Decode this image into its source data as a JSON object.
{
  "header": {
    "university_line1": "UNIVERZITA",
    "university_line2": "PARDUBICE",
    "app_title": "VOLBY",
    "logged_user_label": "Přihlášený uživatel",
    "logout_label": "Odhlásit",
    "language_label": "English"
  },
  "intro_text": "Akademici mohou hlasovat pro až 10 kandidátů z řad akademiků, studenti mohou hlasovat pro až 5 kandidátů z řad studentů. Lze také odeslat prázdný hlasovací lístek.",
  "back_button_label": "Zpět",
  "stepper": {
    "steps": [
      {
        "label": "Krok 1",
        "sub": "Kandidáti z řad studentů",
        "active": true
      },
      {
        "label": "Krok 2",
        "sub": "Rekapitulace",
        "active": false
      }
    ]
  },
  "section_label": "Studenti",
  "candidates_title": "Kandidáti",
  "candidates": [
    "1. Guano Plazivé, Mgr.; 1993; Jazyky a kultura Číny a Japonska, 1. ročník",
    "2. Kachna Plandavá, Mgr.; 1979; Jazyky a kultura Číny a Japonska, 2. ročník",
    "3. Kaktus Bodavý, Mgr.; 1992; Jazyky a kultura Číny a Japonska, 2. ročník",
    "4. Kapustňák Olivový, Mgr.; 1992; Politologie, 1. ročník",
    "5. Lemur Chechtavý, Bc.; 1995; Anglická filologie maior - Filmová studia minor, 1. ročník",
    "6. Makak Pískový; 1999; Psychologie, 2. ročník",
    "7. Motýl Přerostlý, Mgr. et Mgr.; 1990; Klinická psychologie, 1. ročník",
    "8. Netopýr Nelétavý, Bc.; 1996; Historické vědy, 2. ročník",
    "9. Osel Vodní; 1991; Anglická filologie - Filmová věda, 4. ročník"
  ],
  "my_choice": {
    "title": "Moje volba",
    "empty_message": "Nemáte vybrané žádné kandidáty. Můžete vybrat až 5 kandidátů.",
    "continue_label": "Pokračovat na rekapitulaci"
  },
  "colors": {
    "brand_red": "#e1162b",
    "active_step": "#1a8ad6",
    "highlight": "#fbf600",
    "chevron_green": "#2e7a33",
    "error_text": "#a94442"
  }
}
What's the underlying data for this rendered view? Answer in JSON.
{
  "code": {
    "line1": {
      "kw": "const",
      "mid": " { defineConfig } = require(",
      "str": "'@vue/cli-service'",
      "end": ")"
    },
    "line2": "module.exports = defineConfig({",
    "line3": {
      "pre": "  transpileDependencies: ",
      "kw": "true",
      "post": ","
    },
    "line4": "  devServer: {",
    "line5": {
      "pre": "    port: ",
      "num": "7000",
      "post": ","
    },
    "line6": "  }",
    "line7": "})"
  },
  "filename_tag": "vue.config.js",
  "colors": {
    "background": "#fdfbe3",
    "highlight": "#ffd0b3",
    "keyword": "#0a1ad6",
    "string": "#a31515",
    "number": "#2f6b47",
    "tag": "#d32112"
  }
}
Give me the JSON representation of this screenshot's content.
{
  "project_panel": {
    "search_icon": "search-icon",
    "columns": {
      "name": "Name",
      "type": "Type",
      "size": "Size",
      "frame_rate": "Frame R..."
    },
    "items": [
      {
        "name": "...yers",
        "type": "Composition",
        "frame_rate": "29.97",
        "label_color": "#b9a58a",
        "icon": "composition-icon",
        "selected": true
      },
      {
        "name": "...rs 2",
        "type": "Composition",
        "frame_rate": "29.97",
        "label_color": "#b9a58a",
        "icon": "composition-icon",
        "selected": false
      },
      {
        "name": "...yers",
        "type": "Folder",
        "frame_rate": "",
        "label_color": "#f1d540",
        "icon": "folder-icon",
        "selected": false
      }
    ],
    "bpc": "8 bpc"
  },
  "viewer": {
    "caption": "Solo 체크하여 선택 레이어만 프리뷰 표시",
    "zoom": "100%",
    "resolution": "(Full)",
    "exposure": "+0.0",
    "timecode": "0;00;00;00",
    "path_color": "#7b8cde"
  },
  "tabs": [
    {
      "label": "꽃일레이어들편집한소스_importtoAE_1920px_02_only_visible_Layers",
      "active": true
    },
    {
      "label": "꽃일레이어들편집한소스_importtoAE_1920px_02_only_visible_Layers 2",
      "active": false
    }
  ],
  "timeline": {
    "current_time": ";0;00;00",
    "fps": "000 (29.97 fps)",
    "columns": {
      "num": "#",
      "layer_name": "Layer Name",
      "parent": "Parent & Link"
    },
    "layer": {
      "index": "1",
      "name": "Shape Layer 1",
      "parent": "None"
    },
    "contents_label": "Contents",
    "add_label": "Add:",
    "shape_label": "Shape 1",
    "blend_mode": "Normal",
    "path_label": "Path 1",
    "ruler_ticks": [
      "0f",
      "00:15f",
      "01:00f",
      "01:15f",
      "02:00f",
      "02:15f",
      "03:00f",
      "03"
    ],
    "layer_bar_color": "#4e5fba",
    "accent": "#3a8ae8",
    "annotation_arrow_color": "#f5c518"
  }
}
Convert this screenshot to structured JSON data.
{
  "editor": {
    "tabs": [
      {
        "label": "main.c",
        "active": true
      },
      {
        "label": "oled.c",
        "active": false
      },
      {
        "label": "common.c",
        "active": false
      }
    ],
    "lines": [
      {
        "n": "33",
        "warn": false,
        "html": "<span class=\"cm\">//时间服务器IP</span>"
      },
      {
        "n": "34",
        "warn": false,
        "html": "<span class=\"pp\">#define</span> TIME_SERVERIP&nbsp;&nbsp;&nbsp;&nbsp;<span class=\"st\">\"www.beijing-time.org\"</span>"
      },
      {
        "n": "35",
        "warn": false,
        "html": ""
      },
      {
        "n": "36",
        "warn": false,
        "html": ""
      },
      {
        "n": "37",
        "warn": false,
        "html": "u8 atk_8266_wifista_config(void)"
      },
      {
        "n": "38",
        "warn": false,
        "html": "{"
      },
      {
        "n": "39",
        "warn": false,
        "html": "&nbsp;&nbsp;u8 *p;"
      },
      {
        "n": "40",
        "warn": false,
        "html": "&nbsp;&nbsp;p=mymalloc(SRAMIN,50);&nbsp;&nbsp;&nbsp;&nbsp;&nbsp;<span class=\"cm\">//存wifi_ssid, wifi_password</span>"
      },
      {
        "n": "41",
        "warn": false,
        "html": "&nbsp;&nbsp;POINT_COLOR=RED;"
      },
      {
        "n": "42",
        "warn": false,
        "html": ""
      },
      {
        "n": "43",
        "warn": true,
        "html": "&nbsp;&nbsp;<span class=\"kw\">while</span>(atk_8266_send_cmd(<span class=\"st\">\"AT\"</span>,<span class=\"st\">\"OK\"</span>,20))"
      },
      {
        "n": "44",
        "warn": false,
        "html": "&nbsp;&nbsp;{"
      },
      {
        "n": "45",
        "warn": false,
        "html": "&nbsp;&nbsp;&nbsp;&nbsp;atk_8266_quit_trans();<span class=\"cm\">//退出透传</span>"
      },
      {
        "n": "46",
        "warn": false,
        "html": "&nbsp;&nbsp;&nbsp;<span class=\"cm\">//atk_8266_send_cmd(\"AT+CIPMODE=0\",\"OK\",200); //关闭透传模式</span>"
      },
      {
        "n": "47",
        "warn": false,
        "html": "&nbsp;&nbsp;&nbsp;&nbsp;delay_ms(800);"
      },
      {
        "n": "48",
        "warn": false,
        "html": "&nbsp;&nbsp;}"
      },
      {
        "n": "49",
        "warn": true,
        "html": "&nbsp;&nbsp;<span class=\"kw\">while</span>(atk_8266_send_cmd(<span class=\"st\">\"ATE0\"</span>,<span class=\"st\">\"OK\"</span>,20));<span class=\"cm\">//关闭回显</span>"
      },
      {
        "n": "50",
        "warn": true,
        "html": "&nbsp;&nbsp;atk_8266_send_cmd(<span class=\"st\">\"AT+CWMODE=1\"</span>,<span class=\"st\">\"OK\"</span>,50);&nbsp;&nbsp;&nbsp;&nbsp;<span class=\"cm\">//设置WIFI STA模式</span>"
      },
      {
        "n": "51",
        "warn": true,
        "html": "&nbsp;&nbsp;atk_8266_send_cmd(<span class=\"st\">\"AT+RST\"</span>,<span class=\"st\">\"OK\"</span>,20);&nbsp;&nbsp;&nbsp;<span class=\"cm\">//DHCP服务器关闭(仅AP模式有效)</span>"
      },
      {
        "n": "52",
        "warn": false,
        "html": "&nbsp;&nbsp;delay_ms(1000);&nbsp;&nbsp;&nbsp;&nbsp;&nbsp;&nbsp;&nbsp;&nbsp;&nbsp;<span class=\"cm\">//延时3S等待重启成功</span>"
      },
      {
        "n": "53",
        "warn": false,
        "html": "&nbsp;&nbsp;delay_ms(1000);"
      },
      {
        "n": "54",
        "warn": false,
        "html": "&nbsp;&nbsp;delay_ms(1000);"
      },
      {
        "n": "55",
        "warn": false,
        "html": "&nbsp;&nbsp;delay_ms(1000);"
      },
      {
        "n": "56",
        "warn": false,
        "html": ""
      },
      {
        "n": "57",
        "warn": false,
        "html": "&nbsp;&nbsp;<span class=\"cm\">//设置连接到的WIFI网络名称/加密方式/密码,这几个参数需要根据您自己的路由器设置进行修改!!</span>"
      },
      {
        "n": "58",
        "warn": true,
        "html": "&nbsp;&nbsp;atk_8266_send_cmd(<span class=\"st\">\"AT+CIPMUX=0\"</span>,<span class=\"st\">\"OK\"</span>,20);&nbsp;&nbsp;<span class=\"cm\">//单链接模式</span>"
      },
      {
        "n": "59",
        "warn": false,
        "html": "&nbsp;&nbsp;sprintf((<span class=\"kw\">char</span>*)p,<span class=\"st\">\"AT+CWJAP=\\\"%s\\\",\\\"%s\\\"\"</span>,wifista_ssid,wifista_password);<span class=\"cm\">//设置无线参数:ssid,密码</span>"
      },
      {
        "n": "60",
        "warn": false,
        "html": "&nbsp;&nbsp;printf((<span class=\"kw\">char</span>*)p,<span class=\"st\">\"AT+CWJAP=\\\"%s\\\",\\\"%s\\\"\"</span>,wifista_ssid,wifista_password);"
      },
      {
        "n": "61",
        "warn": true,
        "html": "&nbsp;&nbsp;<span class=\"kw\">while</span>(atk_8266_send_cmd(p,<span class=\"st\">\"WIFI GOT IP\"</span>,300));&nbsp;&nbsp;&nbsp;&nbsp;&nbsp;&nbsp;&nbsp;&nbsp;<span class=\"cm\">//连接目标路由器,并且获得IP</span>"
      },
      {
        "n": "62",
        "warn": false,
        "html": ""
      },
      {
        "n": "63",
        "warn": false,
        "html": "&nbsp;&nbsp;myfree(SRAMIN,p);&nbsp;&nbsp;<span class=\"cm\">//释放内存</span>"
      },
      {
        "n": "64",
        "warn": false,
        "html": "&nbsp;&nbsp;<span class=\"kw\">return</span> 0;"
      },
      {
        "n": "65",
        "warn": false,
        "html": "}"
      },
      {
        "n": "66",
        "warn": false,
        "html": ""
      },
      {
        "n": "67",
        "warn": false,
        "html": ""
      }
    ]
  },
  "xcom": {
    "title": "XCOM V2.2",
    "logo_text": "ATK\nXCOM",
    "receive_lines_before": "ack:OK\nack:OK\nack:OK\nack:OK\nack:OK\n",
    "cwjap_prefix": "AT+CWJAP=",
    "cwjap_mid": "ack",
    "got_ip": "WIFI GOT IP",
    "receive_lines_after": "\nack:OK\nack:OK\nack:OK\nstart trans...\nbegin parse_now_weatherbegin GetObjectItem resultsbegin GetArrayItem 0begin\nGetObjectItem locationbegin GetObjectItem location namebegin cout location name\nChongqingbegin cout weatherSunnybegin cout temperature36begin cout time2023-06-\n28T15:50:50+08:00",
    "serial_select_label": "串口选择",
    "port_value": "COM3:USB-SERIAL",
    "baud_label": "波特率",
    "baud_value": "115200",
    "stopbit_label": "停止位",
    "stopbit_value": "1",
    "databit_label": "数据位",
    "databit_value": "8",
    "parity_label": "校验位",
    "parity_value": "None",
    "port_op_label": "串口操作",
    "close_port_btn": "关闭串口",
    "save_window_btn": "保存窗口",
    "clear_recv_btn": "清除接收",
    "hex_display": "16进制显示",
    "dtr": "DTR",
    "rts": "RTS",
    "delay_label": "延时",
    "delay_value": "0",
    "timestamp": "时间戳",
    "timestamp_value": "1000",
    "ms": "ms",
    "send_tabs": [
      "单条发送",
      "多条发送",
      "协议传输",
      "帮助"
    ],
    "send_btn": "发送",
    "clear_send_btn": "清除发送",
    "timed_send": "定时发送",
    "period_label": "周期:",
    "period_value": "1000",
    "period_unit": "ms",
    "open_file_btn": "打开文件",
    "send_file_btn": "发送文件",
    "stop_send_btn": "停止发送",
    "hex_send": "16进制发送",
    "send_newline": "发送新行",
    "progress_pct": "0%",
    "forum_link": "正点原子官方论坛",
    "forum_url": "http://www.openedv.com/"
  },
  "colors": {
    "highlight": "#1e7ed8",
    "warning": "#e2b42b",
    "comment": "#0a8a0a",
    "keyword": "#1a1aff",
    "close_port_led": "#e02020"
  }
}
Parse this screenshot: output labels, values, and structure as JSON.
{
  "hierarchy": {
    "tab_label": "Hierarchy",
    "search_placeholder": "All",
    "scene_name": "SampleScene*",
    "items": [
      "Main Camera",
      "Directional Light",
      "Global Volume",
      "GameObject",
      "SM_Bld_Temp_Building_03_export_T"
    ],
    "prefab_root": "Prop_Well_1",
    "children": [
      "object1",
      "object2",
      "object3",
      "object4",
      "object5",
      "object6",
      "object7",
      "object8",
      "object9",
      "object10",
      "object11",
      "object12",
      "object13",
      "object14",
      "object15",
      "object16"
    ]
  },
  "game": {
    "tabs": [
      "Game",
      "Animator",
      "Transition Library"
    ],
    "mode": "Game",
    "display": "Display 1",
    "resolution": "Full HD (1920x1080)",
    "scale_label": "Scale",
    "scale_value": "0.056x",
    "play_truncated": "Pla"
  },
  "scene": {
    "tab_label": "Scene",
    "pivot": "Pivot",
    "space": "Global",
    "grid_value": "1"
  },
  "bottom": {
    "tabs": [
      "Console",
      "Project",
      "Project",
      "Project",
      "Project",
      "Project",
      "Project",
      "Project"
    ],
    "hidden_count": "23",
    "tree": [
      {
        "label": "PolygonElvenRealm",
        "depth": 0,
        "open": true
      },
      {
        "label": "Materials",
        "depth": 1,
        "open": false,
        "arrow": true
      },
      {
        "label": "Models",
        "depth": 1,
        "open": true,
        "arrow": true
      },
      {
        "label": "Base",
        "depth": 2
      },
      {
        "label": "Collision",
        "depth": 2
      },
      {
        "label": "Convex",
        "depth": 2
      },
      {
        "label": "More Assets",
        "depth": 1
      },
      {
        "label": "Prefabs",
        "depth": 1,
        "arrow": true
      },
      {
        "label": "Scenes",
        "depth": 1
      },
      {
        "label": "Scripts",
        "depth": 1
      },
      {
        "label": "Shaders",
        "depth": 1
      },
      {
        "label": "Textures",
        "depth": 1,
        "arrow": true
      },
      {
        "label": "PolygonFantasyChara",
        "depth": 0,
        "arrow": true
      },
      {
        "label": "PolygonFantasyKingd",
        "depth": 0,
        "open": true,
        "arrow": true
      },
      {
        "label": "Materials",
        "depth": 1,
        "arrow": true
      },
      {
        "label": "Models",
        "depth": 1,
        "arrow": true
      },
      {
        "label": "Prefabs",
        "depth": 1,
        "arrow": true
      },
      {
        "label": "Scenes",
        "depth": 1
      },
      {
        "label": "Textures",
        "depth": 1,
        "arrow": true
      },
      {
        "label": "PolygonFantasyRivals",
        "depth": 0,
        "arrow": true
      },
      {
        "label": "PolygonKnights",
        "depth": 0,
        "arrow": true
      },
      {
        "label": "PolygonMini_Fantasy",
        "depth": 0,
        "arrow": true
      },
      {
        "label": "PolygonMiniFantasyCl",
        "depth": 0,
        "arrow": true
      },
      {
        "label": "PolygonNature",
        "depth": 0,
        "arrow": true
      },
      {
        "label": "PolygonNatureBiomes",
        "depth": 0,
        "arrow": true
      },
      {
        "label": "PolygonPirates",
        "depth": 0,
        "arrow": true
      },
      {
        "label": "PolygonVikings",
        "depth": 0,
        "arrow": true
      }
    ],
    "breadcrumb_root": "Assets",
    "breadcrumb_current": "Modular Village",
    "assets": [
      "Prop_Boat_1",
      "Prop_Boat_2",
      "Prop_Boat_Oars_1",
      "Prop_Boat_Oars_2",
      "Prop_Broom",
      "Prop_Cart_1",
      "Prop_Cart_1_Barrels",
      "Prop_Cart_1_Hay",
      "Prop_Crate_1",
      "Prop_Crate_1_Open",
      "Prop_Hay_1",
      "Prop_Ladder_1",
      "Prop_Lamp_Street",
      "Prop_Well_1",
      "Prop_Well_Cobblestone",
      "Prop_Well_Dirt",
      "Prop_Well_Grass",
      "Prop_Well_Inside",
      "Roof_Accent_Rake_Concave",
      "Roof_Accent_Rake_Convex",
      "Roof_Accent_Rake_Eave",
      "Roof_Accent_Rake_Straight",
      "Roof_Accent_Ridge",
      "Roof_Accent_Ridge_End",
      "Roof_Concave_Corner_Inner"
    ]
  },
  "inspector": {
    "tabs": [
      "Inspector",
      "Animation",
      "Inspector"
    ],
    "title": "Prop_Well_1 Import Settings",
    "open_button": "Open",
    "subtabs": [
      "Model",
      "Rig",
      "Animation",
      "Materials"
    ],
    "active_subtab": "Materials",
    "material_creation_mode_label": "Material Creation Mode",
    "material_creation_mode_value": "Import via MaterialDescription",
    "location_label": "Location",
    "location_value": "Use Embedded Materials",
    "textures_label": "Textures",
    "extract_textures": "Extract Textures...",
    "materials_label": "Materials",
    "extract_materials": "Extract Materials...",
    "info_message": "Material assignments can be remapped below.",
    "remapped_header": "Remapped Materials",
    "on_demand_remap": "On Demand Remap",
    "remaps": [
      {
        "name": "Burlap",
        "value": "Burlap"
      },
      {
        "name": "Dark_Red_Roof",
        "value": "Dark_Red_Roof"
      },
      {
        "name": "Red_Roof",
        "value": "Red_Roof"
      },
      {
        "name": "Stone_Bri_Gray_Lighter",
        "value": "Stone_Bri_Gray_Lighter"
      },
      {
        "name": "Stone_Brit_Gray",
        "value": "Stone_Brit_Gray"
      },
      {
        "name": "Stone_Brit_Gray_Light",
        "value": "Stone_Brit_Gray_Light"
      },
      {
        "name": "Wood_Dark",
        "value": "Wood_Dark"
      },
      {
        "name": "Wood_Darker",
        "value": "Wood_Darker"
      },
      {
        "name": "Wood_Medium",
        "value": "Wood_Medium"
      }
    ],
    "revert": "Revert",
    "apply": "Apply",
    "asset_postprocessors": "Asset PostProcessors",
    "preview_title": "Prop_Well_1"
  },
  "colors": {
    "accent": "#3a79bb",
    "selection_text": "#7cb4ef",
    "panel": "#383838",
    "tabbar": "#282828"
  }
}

☆ ☆ ☆ ☆

*Problem:* Make a copy of each line that contains the string "resolution".

*Full response:*
    "resolution": "(Full)",
    "resolution": "Full HD (1920x1080)",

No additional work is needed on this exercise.